:: What the task asks ::
Check each line of the listing for the word "this" and give only the number of lines that have it.

#### Material

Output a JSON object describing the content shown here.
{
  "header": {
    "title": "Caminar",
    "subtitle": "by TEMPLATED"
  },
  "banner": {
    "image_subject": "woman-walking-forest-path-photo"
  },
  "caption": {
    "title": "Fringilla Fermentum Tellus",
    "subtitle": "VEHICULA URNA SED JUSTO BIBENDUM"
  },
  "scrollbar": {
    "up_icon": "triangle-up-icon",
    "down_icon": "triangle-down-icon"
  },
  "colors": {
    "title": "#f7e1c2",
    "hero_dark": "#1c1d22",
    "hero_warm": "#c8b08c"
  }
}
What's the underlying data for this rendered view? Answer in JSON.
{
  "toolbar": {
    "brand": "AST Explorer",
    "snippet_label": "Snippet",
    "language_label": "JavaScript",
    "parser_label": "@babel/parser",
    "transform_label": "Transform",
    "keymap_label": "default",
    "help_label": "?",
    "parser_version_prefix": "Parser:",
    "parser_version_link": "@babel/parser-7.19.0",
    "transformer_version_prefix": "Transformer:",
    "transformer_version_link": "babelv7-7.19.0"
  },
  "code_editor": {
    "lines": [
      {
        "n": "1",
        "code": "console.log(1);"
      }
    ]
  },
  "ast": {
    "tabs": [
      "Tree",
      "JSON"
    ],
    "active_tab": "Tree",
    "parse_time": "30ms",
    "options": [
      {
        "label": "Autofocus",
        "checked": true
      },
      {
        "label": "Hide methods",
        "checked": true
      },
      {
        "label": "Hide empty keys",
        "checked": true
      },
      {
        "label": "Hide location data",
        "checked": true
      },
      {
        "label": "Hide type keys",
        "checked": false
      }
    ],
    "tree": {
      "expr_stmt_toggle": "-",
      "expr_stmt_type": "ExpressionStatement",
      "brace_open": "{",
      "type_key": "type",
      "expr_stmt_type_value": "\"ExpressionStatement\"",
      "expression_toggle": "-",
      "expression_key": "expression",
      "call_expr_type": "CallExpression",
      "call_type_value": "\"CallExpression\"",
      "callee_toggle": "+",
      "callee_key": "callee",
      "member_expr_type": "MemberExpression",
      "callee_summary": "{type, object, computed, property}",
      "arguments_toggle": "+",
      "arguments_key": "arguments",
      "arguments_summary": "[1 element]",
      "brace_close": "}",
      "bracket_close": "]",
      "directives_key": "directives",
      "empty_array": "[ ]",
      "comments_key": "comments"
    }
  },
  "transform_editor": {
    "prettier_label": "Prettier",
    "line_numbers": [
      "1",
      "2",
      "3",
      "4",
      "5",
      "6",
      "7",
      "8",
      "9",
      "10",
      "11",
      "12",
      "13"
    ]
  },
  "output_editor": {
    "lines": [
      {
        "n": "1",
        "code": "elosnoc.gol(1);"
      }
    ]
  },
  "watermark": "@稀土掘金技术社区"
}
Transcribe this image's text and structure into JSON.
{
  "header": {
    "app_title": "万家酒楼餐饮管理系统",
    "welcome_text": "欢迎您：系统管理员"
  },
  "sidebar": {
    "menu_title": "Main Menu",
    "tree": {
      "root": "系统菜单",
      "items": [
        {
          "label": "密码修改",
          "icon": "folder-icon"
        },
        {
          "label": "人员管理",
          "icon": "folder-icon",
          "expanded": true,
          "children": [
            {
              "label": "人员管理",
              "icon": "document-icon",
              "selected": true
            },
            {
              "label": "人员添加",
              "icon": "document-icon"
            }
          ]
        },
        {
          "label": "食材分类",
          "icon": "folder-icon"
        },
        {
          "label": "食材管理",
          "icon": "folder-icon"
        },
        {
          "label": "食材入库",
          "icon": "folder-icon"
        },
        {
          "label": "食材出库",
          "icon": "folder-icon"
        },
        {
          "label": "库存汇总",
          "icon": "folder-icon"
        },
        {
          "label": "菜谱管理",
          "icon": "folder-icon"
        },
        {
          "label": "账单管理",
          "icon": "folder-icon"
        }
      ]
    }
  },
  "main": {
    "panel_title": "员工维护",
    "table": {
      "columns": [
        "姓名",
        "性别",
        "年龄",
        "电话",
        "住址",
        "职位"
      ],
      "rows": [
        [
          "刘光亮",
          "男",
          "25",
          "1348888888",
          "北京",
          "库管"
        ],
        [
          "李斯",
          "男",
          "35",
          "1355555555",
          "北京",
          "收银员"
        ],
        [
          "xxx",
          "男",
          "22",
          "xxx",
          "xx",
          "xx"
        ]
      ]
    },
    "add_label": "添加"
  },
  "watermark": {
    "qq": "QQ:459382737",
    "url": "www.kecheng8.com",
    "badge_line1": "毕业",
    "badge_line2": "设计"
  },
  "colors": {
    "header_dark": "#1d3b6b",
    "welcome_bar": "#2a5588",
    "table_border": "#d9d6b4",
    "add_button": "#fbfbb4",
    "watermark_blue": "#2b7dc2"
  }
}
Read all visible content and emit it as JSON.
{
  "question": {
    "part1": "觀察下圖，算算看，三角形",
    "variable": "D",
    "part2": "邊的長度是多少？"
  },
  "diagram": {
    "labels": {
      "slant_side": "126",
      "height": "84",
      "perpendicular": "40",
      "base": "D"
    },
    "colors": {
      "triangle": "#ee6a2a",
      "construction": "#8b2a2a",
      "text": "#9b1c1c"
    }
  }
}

########

:: The output ::
2